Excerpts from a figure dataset
──────────────────────────────
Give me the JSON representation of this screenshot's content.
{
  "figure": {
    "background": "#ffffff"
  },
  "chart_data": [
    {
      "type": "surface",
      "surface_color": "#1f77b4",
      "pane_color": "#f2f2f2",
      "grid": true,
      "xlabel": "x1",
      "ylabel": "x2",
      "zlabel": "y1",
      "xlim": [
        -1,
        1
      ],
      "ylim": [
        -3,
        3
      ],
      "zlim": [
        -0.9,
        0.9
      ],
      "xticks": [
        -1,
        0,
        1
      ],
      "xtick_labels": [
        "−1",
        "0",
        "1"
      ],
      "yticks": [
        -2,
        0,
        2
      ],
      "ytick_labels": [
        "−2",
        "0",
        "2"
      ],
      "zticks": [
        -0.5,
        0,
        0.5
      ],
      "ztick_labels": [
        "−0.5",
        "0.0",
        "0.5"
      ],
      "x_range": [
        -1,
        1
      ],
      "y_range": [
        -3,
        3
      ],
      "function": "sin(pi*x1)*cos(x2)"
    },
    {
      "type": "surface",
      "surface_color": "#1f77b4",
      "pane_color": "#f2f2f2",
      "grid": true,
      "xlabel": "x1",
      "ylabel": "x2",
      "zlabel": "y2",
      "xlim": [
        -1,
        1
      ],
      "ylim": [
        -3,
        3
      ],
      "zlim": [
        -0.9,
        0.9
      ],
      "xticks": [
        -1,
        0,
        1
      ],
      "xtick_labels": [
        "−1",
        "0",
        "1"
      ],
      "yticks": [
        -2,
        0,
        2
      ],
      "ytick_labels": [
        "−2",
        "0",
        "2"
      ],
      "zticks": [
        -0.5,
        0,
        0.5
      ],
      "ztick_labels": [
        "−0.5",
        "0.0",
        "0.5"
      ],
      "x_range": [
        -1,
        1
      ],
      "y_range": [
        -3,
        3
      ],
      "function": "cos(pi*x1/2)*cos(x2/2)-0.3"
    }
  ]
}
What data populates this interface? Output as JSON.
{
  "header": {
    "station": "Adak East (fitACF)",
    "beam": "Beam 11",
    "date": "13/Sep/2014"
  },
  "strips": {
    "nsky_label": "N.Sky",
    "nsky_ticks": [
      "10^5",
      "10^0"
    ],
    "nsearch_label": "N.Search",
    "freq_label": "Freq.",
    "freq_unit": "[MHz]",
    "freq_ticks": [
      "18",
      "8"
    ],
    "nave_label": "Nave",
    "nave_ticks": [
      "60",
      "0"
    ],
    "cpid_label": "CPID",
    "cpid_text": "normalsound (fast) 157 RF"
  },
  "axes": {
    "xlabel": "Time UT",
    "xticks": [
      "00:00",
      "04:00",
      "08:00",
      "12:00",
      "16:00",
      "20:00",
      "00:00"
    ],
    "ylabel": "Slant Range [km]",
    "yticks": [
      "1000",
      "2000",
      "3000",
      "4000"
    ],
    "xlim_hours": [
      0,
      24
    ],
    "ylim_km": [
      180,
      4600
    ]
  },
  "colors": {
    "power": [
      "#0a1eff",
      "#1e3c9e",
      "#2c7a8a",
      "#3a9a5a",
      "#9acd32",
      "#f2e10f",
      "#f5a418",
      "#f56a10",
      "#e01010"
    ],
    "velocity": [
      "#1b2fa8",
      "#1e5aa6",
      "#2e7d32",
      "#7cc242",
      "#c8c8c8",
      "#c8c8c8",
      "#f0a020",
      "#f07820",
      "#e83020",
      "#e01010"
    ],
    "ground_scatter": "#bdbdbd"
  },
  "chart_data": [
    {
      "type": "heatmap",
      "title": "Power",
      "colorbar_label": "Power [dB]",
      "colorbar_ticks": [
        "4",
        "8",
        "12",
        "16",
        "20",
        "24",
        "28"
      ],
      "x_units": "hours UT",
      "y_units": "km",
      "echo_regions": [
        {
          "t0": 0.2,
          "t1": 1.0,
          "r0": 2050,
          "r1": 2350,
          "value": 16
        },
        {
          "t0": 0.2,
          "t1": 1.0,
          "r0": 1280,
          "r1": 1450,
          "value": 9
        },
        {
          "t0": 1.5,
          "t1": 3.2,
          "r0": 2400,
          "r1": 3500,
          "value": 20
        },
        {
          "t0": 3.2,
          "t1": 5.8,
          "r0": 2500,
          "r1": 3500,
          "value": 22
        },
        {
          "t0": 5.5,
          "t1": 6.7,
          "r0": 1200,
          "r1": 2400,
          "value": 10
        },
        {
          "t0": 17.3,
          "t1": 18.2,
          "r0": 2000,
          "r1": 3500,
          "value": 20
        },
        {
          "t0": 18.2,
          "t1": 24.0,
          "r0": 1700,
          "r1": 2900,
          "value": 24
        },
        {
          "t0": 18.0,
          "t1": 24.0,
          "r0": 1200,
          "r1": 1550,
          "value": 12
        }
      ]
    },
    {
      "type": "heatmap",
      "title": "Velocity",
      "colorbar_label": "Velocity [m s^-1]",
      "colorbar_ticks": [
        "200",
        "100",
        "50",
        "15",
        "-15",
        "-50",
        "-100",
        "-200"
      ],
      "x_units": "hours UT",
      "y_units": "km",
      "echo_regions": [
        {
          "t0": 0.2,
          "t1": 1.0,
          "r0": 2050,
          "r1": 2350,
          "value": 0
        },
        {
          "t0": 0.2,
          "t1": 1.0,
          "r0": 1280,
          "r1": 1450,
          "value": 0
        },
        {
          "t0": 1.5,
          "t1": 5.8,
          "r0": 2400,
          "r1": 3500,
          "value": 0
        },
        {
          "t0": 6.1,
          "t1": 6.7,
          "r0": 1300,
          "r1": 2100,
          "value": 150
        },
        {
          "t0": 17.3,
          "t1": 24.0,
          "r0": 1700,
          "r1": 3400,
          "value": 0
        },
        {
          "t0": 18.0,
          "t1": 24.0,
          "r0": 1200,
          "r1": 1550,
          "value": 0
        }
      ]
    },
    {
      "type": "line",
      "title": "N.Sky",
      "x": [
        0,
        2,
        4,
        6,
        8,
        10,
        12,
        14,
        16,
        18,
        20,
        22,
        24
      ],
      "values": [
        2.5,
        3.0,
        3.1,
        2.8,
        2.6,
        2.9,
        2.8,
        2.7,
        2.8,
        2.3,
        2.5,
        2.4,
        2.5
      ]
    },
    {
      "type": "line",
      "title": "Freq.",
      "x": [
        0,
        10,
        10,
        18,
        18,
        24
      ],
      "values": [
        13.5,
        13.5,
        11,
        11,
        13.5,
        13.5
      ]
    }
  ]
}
──────────────────────────────
- Stated problem: Give the listing above again, word for word.

- Result for this exercise:
Give me the JSON representation of this screenshot's content.
{
  "figure": {
    "background": "#ffffff"
  },
  "chart_data": [
    {
      "type": "surface",
      "surface_color": "#1f77b4",
      "pane_color": "#f2f2f2",
      "grid": true,
      "xlabel": "x1",
      "ylabel": "x2",
      "zlabel": "y1",
      "xlim": [
        -1,
        1
      ],
      "ylim": [
        -3,
        3
      ],
      "zlim": [
        -0.9,
        0.9
      ],
      "xticks": [
        -1,
        0,
        1
      ],
      "xtick_labels": [
        "−1",
        "0",
        "1"
      ],
      "yticks": [
        -2,
        0,
        2
      ],
      "ytick_labels": [
        "−2",
        "0",
        "2"
      ],
      "zticks": [
        -0.5,
        0,
        0.5
      ],
      "ztick_labels": [
        "−0.5",
        "0.0",
        "0.5"
      ],
      "x_range": [
        -1,
        1
      ],
      "y_range": [
        -3,
        3
      ],
      "function": "sin(pi*x1)*cos(x2)"
    },
    {
      "type": "surface",
      "surface_color": "#1f77b4",
      "pane_color": "#f2f2f2",
      "grid": true,
      "xlabel": "x1",
      "ylabel": "x2",
      "zlabel": "y2",
      "xlim": [
        -1,
        1
      ],
      "ylim": [
        -3,
        3
      ],
      "zlim": [
        -0.9,
        0.9
      ],
      "xticks": [
        -1,
        0,
        1
      ],
      "xtick_labels": [
        "−1",
        "0",
        "1"
      ],
      "yticks": [
        -2,
        0,
        2
      ],
      "ytick_labels": [
        "−2",
        "0",
        "2"
      ],
      "zticks": [
        -0.5,
        0,
        0.5
      ],
      "ztick_labels": [
        "−0.5",
        "0.0",
        "0.5"
      ],
      "x_range": [
        -1,
        1
      ],
      "y_range": [
        -3,
        3
      ],
      "function": "cos(pi*x1/2)*cos(x2/2)-0.3"
    }
  ]
}
What data populates this interface? Output as JSON.
{
  "header": {
    "station": "Adak East (fitACF)",
    "beam": "Beam 11",
    "date": "13/Sep/2014"
  },
  "strips": {
    "nsky_label": "N.Sky",
    "nsky_ticks": [
      "10^5",
      "10^0"
    ],
    "nsearch_label": "N.Search",
    "freq_label": "Freq.",
    "freq_unit": "[MHz]",
    "freq_ticks": [
      "18",
      "8"
    ],
    "nave_label": "Nave",
    "nave_ticks": [
      "60",
      "0"
    ],
    "cpid_label": "CPID",
    "cpid_text": "normalsound (fast) 157 RF"
  },
  "axes": {
    "xlabel": "Time UT",
    "xticks": [
      "00:00",
      "04:00",
      "08:00",
      "12:00",
      "16:00",
      "20:00",
      "00:00"
    ],
    "ylabel": "Slant Range [km]",
    "yticks": [
      "1000",
      "2000",
      "3000",
      "4000"
    ],
    "xlim_hours": [
      0,
      24
    ],
    "ylim_km": [
      180,
      4600
    ]
  },
  "colors": {
    "power": [
      "#0a1eff",
      "#1e3c9e",
      "#2c7a8a",
      "#3a9a5a",
      "#9acd32",
      "#f2e10f",
      "#f5a418",
      "#f56a10",
      "#e01010"
    ],
    "velocity": [
      "#1b2fa8",
      "#1e5aa6",
      "#2e7d32",
      "#7cc242",
      "#c8c8c8",
      "#c8c8c8",
      "#f0a020",
      "#f07820",
      "#e83020",
      "#e01010"
    ],
    "ground_scatter": "#bdbdbd"
  },
  "chart_data": [
    {
      "type": "heatmap",
      "title": "Power",
      "colorbar_label": "Power [dB]",
      "colorbar_ticks": [
        "4",
        "8",
        "12",
        "16",
        "20",
        "24",
        "28"
      ],
      "x_units": "hours UT",
      "y_units": "km",
      "echo_regions": [
        {
          "t0": 0.2,
          "t1": 1.0,
          "r0": 2050,
          "r1": 2350,
          "value": 16
        },
        {
          "t0": 0.2,
          "t1": 1.0,
          "r0": 1280,
          "r1": 1450,
          "value": 9
        },
        {
          "t0": 1.5,
          "t1": 3.2,
          "r0": 2400,
          "r1": 3500,
          "value": 20
        },
        {
          "t0": 3.2,
          "t1": 5.8,
          "r0": 2500,
          "r1": 3500,
          "value": 22
        },
        {
          "t0": 5.5,
          "t1": 6.7,
          "r0": 1200,
          "r1": 2400,
          "value": 10
        },
        {
          "t0": 17.3,
          "t1": 18.2,
          "r0": 2000,
          "r1": 3500,
          "value": 20
        },
        {
          "t0": 18.2,
          "t1": 24.0,
          "r0": 1700,
          "r1": 2900,
          "value": 24
        },
        {
          "t0": 18.0,
          "t1": 24.0,
          "r0": 1200,
          "r1": 1550,
          "value": 12
        }
      ]
    },
    {
      "type": "heatmap",
      "title": "Velocity",
      "colorbar_label": "Velocity [m s^-1]",
      "colorbar_ticks": [
        "200",
        "100",
        "50",
        "15",
        "-15",
        "-50",
        "-100",
        "-200"
      ],
      "x_units": "hours UT",
      "y_units": "km",
      "echo_regions": [
        {
          "t0": 0.2,
          "t1": 1.0,
          "r0": 2050,
          "r1": 2350,
          "value": 0
        },
        {
          "t0": 0.2,
          "t1": 1.0,
          "r0": 1280,
          "r1": 1450,
          "value": 0
        },
        {
          "t0": 1.5,
          "t1": 5.8,
          "r0": 2400,
          "r1": 3500,
          "value": 0
        },
        {
          "t0": 6.1,
          "t1": 6.7,
          "r0": 1300,
          "r1": 2100,
          "value": 150
        },
        {
          "t0": 17.3,
          "t1": 24.0,
          "r0": 1700,
          "r1": 3400,
          "value": 0
        },
        {
          "t0": 18.0,
          "t1": 24.0,
          "r0": 1200,
          "r1": 1550,
          "value": 0
        }
      ]
    },
    {
      "type": "line",
      "title": "N.Sky",
      "x": [
        0,
        2,
        4,
        6,
        8,
        10,
        12,
        14,
        16,
        18,
        20,
        22,
        24
      ],
      "values": [
        2.5,
        3.0,
        3.1,
        2.8,
        2.6,
        2.9,
        2.8,
        2.7,
        2.8,
        2.3,
        2.5,
        2.4,
        2.5
      ]
    },
    {
      "type": "line",
      "title": "Freq.",
      "x": [
        0,
        10,
        10,
        18,
        18,
        24
      ],
      "values": [
        13.5,
        13.5,
        11,
        11,
        13.5,
        13.5
      ]
    }
  ]
}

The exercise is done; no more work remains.